◆ Goal of the exercise: The records below need retyping in full; give them again exactly.
-- begin Extracted data --
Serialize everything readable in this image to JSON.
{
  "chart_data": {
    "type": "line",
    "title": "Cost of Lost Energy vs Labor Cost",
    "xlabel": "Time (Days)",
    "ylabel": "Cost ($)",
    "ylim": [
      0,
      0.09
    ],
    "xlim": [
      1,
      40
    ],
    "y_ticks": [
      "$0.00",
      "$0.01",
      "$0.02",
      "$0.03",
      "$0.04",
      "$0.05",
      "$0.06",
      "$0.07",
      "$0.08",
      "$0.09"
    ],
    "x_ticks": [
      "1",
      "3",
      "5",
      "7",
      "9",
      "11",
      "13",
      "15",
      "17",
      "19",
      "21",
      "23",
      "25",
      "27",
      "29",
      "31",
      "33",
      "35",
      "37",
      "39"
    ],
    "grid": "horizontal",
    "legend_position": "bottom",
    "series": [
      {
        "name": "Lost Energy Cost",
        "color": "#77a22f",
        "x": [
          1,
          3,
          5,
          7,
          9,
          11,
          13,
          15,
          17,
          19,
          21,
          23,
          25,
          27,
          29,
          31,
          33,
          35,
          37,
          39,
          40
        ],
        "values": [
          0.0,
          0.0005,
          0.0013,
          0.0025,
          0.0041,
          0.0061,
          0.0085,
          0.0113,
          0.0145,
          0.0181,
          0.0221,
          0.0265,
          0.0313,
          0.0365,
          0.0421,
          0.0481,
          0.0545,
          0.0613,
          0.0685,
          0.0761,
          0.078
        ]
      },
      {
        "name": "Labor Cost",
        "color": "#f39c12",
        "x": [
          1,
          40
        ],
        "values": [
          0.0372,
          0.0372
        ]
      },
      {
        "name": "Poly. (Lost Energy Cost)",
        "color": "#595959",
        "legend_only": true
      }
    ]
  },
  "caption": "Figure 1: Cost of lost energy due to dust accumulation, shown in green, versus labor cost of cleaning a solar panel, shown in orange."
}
-- end Extracted data --
◆ Response to the exercise:
Serialize everything readable in this image to JSON.
{
  "chart_data": {
    "type": "line",
    "title": "Cost of Lost Energy vs Labor Cost",
    "xlabel": "Time (Days)",
    "ylabel": "Cost ($)",
    "ylim": [
      0,
      0.09
    ],
    "xlim": [
      1,
      40
    ],
    "y_ticks": [
      "$0.00",
      "$0.01",
      "$0.02",
      "$0.03",
      "$0.04",
      "$0.05",
      "$0.06",
      "$0.07",
      "$0.08",
      "$0.09"
    ],
    "x_ticks": [
      "1",
      "3",
      "5",
      "7",
      "9",
      "11",
      "13",
      "15",
      "17",
      "19",
      "21",
      "23",
      "25",
      "27",
      "29",
      "31",
      "33",
      "35",
      "37",
      "39"
    ],
    "grid": "horizontal",
    "legend_position": "bottom",
    "series": [
      {
        "name": "Lost Energy Cost",
        "color": "#77a22f",
        "x": [
          1,
          3,
          5,
          7,
          9,
          11,
          13,
          15,
          17,
          19,
          21,
          23,
          25,
          27,
          29,
          31,
          33,
          35,
          37,
          39,
          40
        ],
        "values": [
          0.0,
          0.0005,
          0.0013,
          0.0025,
          0.0041,
          0.0061,
          0.0085,
          0.0113,
          0.0145,
          0.0181,
          0.0221,
          0.0265,
          0.0313,
          0.0365,
          0.0421,
          0.0481,
          0.0545,
          0.0613,
          0.0685,
          0.0761,
          0.078
        ]
      },
      {
        "name": "Labor Cost",
        "color": "#f39c12",
        "x": [
          1,
          40
        ],
        "values": [
          0.0372,
          0.0372
        ]
      },
      {
        "name": "Poly. (Lost Energy Cost)",
        "color": "#595959",
        "legend_only": true
      }
    ]
  },
  "caption": "Figure 1: Cost of lost energy due to dust accumulation, shown in green, versus labor cost of cleaning a solar panel, shown in orange."
}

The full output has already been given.